Stated goal: Give an exact copy of every line, leaving images out.

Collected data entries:
::::::

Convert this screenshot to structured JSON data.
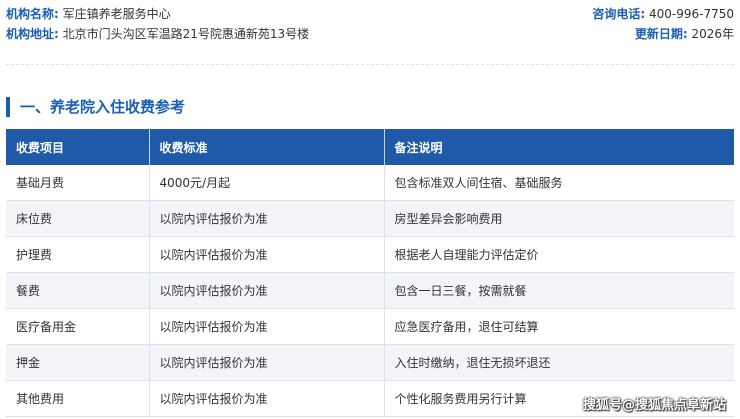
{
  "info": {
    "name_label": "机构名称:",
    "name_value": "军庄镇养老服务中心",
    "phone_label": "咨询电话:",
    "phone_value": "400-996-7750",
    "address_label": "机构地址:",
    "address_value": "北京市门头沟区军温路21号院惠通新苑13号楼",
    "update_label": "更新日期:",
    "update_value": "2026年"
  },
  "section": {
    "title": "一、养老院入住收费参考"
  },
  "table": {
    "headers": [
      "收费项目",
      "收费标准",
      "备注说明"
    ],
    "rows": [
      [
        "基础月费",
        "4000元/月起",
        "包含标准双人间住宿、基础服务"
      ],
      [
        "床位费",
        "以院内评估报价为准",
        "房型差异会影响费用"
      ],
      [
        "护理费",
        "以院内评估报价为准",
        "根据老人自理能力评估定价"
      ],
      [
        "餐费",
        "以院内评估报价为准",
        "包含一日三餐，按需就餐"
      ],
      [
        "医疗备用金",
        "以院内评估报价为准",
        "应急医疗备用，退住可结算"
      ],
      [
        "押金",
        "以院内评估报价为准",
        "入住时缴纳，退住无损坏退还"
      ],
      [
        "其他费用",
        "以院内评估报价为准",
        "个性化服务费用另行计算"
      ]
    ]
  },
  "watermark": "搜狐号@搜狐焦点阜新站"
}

::::::

Task output:
Convert this screenshot to structured JSON data.
{
  "info": {
    "name_label": "机构名称:",
    "name_value": "军庄镇养老服务中心",
    "phone_label": "咨询电话:",
    "phone_value": "400-996-7750",
    "address_label": "机构地址:",
    "address_value": "北京市门头沟区军温路21号院惠通新苑13号楼",
    "update_label": "更新日期:",
    "update_value": "2026年"
  },
  "section": {
    "title": "一、养老院入住收费参考"
  },
  "table": {
    "headers": [
      "收费项目",
      "收费标准",
      "备注说明"
    ],
    "rows": [
      [
        "基础月费",
        "4000元/月起",
        "包含标准双人间住宿、基础服务"
      ],
      [
        "床位费",
        "以院内评估报价为准",
        "房型差异会影响费用"
      ],
      [
        "护理费",
        "以院内评估报价为准",
        "根据老人自理能力评估定价"
      ],
      [
        "餐费",
        "以院内评估报价为准",
        "包含一日三餐，按需就餐"
      ],
      [
        "医疗备用金",
        "以院内评估报价为准",
        "应急医疗备用，退住可结算"
      ],
      [
        "押金",
        "以院内评估报价为准",
        "入住时缴纳，退住无损坏退还"
      ],
      [
        "其他费用",
        "以院内评估报价为准",
        "个性化服务费用另行计算"
      ]
    ]
  },
  "watermark": "搜狐号@搜狐焦点阜新站"
}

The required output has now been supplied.